Find every line containing the word "What" in the records below; report only how many there are.

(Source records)
○ ○ ○ ○

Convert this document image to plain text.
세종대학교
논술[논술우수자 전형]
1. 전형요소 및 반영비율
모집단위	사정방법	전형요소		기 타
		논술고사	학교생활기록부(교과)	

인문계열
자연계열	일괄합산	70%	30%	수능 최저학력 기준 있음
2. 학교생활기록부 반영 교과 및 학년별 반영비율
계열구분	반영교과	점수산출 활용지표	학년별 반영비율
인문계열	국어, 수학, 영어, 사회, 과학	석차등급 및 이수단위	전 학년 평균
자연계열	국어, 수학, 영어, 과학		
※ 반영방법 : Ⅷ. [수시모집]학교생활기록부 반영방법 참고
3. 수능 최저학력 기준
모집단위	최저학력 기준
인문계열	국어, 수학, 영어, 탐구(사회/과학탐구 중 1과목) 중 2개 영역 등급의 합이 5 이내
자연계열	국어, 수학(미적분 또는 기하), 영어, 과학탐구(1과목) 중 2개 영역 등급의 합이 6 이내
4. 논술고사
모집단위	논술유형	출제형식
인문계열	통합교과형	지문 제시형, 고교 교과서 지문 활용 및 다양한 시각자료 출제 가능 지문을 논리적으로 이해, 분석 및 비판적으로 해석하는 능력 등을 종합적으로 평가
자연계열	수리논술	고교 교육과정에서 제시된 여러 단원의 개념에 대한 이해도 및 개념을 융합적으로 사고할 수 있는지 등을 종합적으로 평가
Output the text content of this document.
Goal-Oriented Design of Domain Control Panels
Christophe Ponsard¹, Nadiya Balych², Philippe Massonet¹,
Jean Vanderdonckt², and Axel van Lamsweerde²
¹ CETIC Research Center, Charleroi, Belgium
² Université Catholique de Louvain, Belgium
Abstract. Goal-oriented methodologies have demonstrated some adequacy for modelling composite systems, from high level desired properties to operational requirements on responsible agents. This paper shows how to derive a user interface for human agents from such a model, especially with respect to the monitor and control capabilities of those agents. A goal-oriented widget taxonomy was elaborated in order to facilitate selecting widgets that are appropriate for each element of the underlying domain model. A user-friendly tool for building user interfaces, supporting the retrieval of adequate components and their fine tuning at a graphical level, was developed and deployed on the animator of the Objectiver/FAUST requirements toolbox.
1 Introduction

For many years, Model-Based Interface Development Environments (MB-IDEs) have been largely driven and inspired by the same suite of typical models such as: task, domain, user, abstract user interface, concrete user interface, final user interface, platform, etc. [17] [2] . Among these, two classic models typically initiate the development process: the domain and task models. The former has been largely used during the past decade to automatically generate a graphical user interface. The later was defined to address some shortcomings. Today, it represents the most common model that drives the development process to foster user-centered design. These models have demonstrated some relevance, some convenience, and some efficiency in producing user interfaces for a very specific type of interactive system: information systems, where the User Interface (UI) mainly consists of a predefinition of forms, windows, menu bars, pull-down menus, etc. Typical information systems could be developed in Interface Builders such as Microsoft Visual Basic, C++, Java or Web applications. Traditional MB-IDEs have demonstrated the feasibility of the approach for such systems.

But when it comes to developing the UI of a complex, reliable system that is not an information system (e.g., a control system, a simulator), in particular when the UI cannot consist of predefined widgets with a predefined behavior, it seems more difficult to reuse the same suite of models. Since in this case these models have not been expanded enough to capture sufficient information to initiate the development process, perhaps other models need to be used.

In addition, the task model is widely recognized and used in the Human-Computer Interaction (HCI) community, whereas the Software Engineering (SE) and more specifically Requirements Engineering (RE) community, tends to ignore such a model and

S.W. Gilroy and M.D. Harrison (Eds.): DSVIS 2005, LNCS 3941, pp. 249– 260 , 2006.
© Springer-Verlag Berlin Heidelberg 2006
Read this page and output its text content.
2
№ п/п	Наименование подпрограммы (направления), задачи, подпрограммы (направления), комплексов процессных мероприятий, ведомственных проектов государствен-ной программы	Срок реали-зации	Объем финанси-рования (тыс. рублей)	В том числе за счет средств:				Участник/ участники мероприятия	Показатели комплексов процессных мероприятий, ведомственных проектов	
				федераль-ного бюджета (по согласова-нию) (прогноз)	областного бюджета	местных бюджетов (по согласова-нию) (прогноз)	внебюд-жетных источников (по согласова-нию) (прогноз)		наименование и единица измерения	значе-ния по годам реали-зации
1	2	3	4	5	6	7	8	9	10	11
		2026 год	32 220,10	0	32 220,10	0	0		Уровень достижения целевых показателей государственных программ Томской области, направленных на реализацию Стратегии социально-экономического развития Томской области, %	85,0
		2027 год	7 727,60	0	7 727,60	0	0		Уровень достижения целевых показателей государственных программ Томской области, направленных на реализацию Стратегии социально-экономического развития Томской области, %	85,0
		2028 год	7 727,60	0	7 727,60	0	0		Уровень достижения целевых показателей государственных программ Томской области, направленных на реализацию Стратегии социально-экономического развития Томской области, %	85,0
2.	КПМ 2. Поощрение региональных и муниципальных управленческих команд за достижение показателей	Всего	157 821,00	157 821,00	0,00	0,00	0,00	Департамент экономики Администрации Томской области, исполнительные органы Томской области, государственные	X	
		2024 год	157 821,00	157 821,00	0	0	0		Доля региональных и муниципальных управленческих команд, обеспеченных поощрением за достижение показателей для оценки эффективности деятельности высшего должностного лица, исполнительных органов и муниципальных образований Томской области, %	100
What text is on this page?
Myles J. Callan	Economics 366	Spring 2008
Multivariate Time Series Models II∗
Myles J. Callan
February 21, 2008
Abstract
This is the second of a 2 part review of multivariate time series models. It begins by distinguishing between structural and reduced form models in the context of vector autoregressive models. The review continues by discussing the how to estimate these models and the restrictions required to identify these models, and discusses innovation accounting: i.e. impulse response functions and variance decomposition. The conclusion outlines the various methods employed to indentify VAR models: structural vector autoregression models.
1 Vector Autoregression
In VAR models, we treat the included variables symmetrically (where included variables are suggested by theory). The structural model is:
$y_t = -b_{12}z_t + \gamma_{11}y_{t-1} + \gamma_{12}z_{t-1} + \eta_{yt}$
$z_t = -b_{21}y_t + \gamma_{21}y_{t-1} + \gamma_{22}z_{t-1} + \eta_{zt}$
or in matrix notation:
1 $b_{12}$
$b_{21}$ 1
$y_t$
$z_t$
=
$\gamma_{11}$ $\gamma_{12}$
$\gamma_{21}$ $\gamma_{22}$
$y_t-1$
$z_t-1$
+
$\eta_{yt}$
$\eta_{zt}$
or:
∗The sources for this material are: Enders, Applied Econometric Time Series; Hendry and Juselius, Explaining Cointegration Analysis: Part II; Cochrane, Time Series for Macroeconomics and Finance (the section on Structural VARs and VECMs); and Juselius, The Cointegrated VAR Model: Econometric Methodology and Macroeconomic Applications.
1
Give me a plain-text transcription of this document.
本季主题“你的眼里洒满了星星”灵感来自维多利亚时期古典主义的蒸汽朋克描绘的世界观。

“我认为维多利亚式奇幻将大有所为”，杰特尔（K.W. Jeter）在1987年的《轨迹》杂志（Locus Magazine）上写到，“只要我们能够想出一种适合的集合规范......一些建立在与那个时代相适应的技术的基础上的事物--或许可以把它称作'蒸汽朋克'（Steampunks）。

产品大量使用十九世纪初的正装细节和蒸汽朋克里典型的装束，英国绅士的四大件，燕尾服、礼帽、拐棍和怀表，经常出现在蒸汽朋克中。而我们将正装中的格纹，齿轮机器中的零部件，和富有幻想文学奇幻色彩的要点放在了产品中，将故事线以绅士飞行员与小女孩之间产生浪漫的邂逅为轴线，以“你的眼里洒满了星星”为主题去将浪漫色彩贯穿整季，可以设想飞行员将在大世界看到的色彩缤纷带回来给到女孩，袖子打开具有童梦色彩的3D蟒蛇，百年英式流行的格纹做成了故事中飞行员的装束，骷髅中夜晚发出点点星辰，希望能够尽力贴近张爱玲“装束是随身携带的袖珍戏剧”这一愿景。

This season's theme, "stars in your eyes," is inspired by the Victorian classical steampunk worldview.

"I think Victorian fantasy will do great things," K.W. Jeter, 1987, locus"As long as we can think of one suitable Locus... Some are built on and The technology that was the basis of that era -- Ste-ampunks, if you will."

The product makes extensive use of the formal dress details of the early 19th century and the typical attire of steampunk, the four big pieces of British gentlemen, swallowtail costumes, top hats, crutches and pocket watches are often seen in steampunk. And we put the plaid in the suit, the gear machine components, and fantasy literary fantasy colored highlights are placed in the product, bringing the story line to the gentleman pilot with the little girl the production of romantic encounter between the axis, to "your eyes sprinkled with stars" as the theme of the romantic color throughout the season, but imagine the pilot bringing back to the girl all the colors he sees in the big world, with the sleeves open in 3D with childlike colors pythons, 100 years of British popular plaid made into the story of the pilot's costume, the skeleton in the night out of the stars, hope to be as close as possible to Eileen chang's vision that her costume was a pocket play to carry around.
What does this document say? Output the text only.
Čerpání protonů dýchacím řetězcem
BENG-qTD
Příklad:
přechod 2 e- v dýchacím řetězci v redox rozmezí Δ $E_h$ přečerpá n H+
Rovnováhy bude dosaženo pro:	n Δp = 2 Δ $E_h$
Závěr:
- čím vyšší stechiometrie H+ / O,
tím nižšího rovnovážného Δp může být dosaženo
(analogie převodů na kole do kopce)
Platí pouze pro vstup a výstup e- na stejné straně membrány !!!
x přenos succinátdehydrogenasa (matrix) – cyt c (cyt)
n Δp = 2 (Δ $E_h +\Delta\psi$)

○ ○ ○ ○

→ Exercise output
2